-- START OF Given records --

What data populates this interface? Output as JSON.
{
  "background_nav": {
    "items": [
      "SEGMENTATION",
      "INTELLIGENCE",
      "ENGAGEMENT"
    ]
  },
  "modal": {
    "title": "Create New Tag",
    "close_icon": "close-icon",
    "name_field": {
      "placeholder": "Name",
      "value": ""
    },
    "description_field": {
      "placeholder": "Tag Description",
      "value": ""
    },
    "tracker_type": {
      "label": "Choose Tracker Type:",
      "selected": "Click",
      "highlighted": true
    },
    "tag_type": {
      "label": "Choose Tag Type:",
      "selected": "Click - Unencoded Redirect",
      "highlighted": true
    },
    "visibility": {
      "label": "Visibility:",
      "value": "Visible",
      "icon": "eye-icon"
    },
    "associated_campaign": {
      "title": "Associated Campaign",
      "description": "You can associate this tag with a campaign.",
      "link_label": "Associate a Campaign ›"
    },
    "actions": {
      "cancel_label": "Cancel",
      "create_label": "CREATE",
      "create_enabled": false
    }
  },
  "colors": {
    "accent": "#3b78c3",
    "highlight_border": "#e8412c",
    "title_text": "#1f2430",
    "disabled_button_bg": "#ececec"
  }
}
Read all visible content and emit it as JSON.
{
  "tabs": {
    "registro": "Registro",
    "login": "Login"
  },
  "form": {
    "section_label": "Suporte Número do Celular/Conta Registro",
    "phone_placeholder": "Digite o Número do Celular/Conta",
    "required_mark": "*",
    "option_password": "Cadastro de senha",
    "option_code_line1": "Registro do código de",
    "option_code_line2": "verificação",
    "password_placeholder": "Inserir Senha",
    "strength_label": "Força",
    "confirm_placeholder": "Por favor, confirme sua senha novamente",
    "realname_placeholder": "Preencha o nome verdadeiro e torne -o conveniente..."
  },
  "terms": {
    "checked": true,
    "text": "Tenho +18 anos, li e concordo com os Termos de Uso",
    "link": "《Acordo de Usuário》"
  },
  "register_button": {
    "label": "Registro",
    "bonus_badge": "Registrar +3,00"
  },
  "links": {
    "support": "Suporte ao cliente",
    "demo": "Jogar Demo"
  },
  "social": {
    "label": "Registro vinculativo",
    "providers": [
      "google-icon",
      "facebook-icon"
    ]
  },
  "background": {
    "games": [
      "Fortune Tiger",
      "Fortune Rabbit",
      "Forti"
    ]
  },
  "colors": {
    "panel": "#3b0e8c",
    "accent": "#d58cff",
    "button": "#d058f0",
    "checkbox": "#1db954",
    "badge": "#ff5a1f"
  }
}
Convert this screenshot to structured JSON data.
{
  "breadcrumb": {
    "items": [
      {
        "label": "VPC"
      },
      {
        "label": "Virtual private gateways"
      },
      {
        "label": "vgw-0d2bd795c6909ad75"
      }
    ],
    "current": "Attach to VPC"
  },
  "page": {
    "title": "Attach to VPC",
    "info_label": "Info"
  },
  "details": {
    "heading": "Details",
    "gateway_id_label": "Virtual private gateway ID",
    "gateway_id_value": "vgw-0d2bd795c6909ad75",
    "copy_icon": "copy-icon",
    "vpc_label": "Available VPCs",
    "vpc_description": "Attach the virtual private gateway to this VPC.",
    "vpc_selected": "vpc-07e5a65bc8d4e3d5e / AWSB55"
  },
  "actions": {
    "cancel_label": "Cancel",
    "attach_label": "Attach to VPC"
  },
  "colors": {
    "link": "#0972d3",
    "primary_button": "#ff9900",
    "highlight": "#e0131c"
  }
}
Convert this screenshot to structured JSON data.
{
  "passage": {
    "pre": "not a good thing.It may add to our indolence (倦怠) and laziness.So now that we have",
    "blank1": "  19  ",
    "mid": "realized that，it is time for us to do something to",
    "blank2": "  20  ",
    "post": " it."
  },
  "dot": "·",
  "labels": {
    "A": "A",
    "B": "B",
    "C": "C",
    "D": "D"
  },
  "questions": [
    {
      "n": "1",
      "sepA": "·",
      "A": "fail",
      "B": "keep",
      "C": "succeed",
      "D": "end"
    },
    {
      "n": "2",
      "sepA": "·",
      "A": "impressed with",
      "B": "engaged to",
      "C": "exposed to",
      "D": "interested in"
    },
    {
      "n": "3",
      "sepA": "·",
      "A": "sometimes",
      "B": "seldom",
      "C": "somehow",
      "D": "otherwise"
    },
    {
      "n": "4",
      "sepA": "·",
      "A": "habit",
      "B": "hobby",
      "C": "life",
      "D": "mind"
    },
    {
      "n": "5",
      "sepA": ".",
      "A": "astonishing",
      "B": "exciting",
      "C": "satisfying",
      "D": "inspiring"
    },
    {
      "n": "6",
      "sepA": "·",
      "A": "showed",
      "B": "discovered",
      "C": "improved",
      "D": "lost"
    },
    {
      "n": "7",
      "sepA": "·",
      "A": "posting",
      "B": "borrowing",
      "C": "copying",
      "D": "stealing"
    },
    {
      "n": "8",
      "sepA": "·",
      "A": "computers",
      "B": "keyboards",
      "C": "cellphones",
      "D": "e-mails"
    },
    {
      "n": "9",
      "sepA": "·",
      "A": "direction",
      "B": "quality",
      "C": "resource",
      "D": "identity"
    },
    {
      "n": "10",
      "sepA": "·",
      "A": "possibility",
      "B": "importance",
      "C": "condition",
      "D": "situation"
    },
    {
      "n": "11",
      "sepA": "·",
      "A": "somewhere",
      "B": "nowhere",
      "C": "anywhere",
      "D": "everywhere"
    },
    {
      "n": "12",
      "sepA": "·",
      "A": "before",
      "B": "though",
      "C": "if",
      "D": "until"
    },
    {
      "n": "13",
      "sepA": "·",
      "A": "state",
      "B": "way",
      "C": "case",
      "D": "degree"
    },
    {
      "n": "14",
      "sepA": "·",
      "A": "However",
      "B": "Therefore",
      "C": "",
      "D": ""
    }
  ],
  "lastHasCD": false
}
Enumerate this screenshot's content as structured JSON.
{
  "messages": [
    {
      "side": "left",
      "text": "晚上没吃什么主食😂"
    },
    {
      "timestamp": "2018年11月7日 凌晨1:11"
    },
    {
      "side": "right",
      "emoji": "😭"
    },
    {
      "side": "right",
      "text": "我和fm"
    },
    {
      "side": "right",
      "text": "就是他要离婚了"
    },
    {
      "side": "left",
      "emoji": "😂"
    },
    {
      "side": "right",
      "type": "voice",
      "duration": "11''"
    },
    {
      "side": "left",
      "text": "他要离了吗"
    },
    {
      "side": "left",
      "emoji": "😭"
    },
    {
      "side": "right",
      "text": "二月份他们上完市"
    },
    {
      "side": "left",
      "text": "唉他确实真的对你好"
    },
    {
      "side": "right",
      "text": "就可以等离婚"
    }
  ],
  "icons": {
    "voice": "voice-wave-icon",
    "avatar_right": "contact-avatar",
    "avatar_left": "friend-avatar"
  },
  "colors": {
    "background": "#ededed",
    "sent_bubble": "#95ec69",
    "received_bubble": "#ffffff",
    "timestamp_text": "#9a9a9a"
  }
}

-- END OF Given records --

● Request: Set down every record above exactly as given.

● Answer to the problem:
What data populates this interface? Output as JSON.
{
  "background_nav": {
    "items": [
      "SEGMENTATION",
      "INTELLIGENCE",
      "ENGAGEMENT"
    ]
  },
  "modal": {
    "title": "Create New Tag",
    "close_icon": "close-icon",
    "name_field": {
      "placeholder": "Name",
      "value": ""
    },
    "description_field": {
      "placeholder": "Tag Description",
      "value": ""
    },
    "tracker_type": {
      "label": "Choose Tracker Type:",
      "selected": "Click",
      "highlighted": true
    },
    "tag_type": {
      "label": "Choose Tag Type:",
      "selected": "Click - Unencoded Redirect",
      "highlighted": true
    },
    "visibility": {
      "label": "Visibility:",
      "value": "Visible",
      "icon": "eye-icon"
    },
    "associated_campaign": {
      "title": "Associated Campaign",
      "description": "You can associate this tag with a campaign.",
      "link_label": "Associate a Campaign ›"
    },
    "actions": {
      "cancel_label": "Cancel",
      "create_label": "CREATE",
      "create_enabled": false
    }
  },
  "colors": {
    "accent": "#3b78c3",
    "highlight_border": "#e8412c",
    "title_text": "#1f2430",
    "disabled_button_bg": "#ececec"
  }
}
Read all visible content and emit it as JSON.
{
  "tabs": {
    "registro": "Registro",
    "login": "Login"
  },
  "form": {
    "section_label": "Suporte Número do Celular/Conta Registro",
    "phone_placeholder": "Digite o Número do Celular/Conta",
    "required_mark": "*",
    "option_password": "Cadastro de senha",
    "option_code_line1": "Registro do código de",
    "option_code_line2": "verificação",
    "password_placeholder": "Inserir Senha",
    "strength_label": "Força",
    "confirm_placeholder": "Por favor, confirme sua senha novamente",
    "realname_placeholder": "Preencha o nome verdadeiro e torne -o conveniente..."
  },
  "terms": {
    "checked": true,
    "text": "Tenho +18 anos, li e concordo com os Termos de Uso",
    "link": "《Acordo de Usuário》"
  },
  "register_button": {
    "label": "Registro",
    "bonus_badge": "Registrar +3,00"
  },
  "links": {
    "support": "Suporte ao cliente",
    "demo": "Jogar Demo"
  },
  "social": {
    "label": "Registro vinculativo",
    "providers": [
      "google-icon",
      "facebook-icon"
    ]
  },
  "background": {
    "games": [
      "Fortune Tiger",
      "Fortune Rabbit",
      "Forti"
    ]
  },
  "colors": {
    "panel": "#3b0e8c",
    "accent": "#d58cff",
    "button": "#d058f0",
    "checkbox": "#1db954",
    "badge": "#ff5a1f"
  }
}
Convert this screenshot to structured JSON data.
{
  "breadcrumb": {
    "items": [
      {
        "label": "VPC"
      },
      {
        "label": "Virtual private gateways"
      },
      {
        "label": "vgw-0d2bd795c6909ad75"
      }
    ],
    "current": "Attach to VPC"
  },
  "page": {
    "title": "Attach to VPC",
    "info_label": "Info"
  },
  "details": {
    "heading": "Details",
    "gateway_id_label": "Virtual private gateway ID",
    "gateway_id_value": "vgw-0d2bd795c6909ad75",
    "copy_icon": "copy-icon",
    "vpc_label": "Available VPCs",
    "vpc_description": "Attach the virtual private gateway to this VPC.",
    "vpc_selected": "vpc-07e5a65bc8d4e3d5e / AWSB55"
  },
  "actions": {
    "cancel_label": "Cancel",
    "attach_label": "Attach to VPC"
  },
  "colors": {
    "link": "#0972d3",
    "primary_button": "#ff9900",
    "highlight": "#e0131c"
  }
}
Convert this screenshot to structured JSON data.
{
  "passage": {
    "pre": "not a good thing.It may add to our indolence (倦怠) and laziness.So now that we have",
    "blank1": "  19  ",
    "mid": "realized that，it is time for us to do something to",
    "blank2": "  20  ",
    "post": " it."
  },
  "dot": "·",
  "labels": {
    "A": "A",
    "B": "B",
    "C": "C",
    "D": "D"
  },
  "questions": [
    {
      "n": "1",
      "sepA": "·",
      "A": "fail",
      "B": "keep",
      "C": "succeed",
      "D": "end"
    },
    {
      "n": "2",
      "sepA": "·",
      "A": "impressed with",
      "B": "engaged to",
      "C": "exposed to",
      "D": "interested in"
    },
    {
      "n": "3",
      "sepA": "·",
      "A": "sometimes",
      "B": "seldom",
      "C": "somehow",
      "D": "otherwise"
    },
    {
      "n": "4",
      "sepA": "·",
      "A": "habit",
      "B": "hobby",
      "C": "life",
      "D": "mind"
    },
    {
      "n": "5",
      "sepA": ".",
      "A": "astonishing",
      "B": "exciting",
      "C": "satisfying",
      "D": "inspiring"
    },
    {
      "n": "6",
      "sepA": "·",
      "A": "showed",
      "B": "discovered",
      "C": "improved",
      "D": "lost"
    },
    {
      "n": "7",
      "sepA": "·",
      "A": "posting",
      "B": "borrowing",
      "C": "copying",
      "D": "stealing"
    },
    {
      "n": "8",
      "sepA": "·",
      "A": "computers",
      "B": "keyboards",
      "C": "cellphones",
      "D": "e-mails"
    },
    {
      "n": "9",
      "sepA": "·",
      "A": "direction",
      "B": "quality",
      "C": "resource",
      "D": "identity"
    },
    {
      "n": "10",
      "sepA": "·",
      "A": "possibility",
      "B": "importance",
      "C": "condition",
      "D": "situation"
    },
    {
      "n": "11",
      "sepA": "·",
      "A": "somewhere",
      "B": "nowhere",
      "C": "anywhere",
      "D": "everywhere"
    },
    {
      "n": "12",
      "sepA": "·",
      "A": "before",
      "B": "though",
      "C": "if",
      "D": "until"
    },
    {
      "n": "13",
      "sepA": "·",
      "A": "state",
      "B": "way",
      "C": "case",
      "D": "degree"
    },
    {
      "n": "14",
      "sepA": "·",
      "A": "However",
      "B": "Therefore",
      "C": "",
      "D": ""
    }
  ],
  "lastHasCD": false
}
Enumerate this screenshot's content as structured JSON.
{
  "messages": [
    {
      "side": "left",
      "text": "晚上没吃什么主食😂"
    },
    {
      "timestamp": "2018年11月7日 凌晨1:11"
    },
    {
      "side": "right",
      "emoji": "😭"
    },
    {
      "side": "right",
      "text": "我和fm"
    },
    {
      "side": "right",
      "text": "就是他要离婚了"
    },
    {
      "side": "left",
      "emoji": "😂"
    },
    {
      "side": "right",
      "type": "voice",
      "duration": "11''"
    },
    {
      "side": "left",
      "text": "他要离了吗"
    },
    {
      "side": "left",
      "emoji": "😭"
    },
    {
      "side": "right",
      "text": "二月份他们上完市"
    },
    {
      "side": "left",
      "text": "唉他确实真的对你好"
    },
    {
      "side": "right",
      "text": "就可以等离婚"
    }
  ],
  "icons": {
    "voice": "voice-wave-icon",
    "avatar_right": "contact-avatar",
    "avatar_left": "friend-avatar"
  },
  "colors": {
    "background": "#ededed",
    "sent_bubble": "#95ec69",
    "received_bubble": "#ffffff",
    "timestamp_text": "#9a9a9a"
  }
}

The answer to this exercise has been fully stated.